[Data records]
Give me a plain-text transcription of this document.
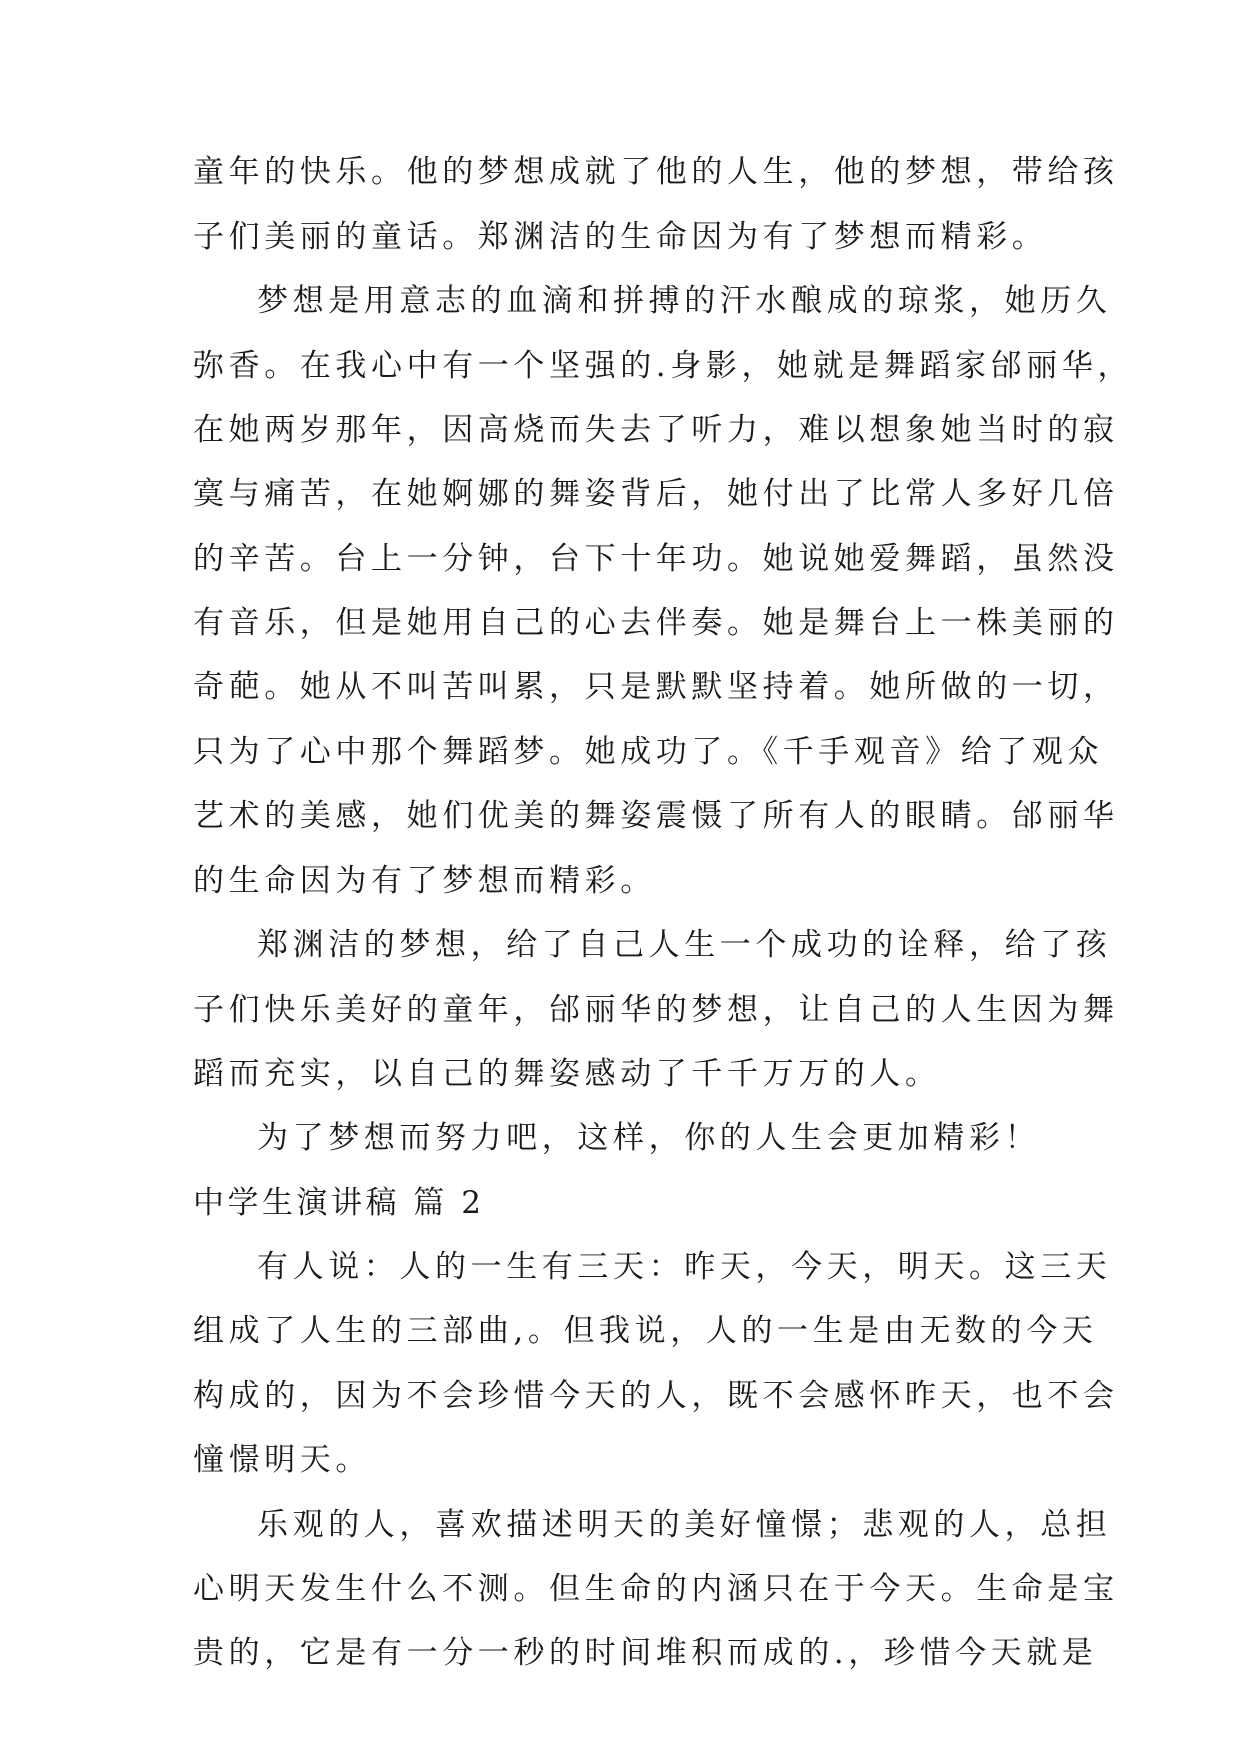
童年的快乐。他的梦想成就了他的人生，他的梦想，带给孩
子们美丽的童话。郑渊洁的生命因为有了梦想而精彩。
梦想是用意志的血滴和拼搏的汗水酿成的琼浆，她历久
弥香。在我心中有一个坚强的.身影，她就是舞蹈家邰丽华，
在她两岁那年，因高烧而失去了听力，难以想象她当时的寂
寞与痛苦，在她婀娜的舞姿背后，她付出了比常人多好几倍
的辛苦。台上一分钟，台下十年功。她说她爱舞蹈，虽然没
有音乐，但是她用自己的心去伴奏。她是舞台上一株美丽的
奇葩。她从不叫苦叫累，只是默默坚持着。她所做的一切，
只为了心中那个舞蹈梦。她成功了。《千手观音》给了观众
艺术的美感，她们优美的舞姿震慑了所有人的眼睛。邰丽华
的生命因为有了梦想而精彩。
郑渊洁的梦想，给了自己人生一个成功的诠释，给了孩
子们快乐美好的童年，邰丽华的梦想，让自己的人生因为舞
蹈而充实，以自己的舞姿感动了千千万万的人。
为了梦想而努力吧，这样，你的人生会更加精彩！
中学生演讲稿 篇 2
有人说：人的一生有三天：昨天，今天，明天。这三天
组成了人生的三部曲,。但我说，人的一生是由无数的今天
构成的，因为不会珍惜今天的人，既不会感怀昨天，也不会
憧憬明天。
乐观的人，喜欢描述明天的美好憧憬；悲观的人，总担
心明天发生什么不测。但生命的内涵只在于今天。生命是宝
贵的，它是有一分一秒的时间堆积而成的.，珍惜今天就是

Short problem - Repeat the full listing above exactly, with no pictures in the copy.

Response to this exercise -
Give me a plain-text transcription of this document.
童年的快乐。他的梦想成就了他的人生，他的梦想，带给孩
子们美丽的童话。郑渊洁的生命因为有了梦想而精彩。
梦想是用意志的血滴和拼搏的汗水酿成的琼浆，她历久
弥香。在我心中有一个坚强的.身影，她就是舞蹈家邰丽华，
在她两岁那年，因高烧而失去了听力，难以想象她当时的寂
寞与痛苦，在她婀娜的舞姿背后，她付出了比常人多好几倍
的辛苦。台上一分钟，台下十年功。她说她爱舞蹈，虽然没
有音乐，但是她用自己的心去伴奏。她是舞台上一株美丽的
奇葩。她从不叫苦叫累，只是默默坚持着。她所做的一切，
只为了心中那个舞蹈梦。她成功了。《千手观音》给了观众
艺术的美感，她们优美的舞姿震慑了所有人的眼睛。邰丽华
的生命因为有了梦想而精彩。
郑渊洁的梦想，给了自己人生一个成功的诠释，给了孩
子们快乐美好的童年，邰丽华的梦想，让自己的人生因为舞
蹈而充实，以自己的舞姿感动了千千万万的人。
为了梦想而努力吧，这样，你的人生会更加精彩！
中学生演讲稿 篇 2
有人说：人的一生有三天：昨天，今天，明天。这三天
组成了人生的三部曲,。但我说，人的一生是由无数的今天
构成的，因为不会珍惜今天的人，既不会感怀昨天，也不会
憧憬明天。
乐观的人，喜欢描述明天的美好憧憬；悲观的人，总担
心明天发生什么不测。但生命的内涵只在于今天。生命是宝
贵的，它是有一分一秒的时间堆积而成的.，珍惜今天就是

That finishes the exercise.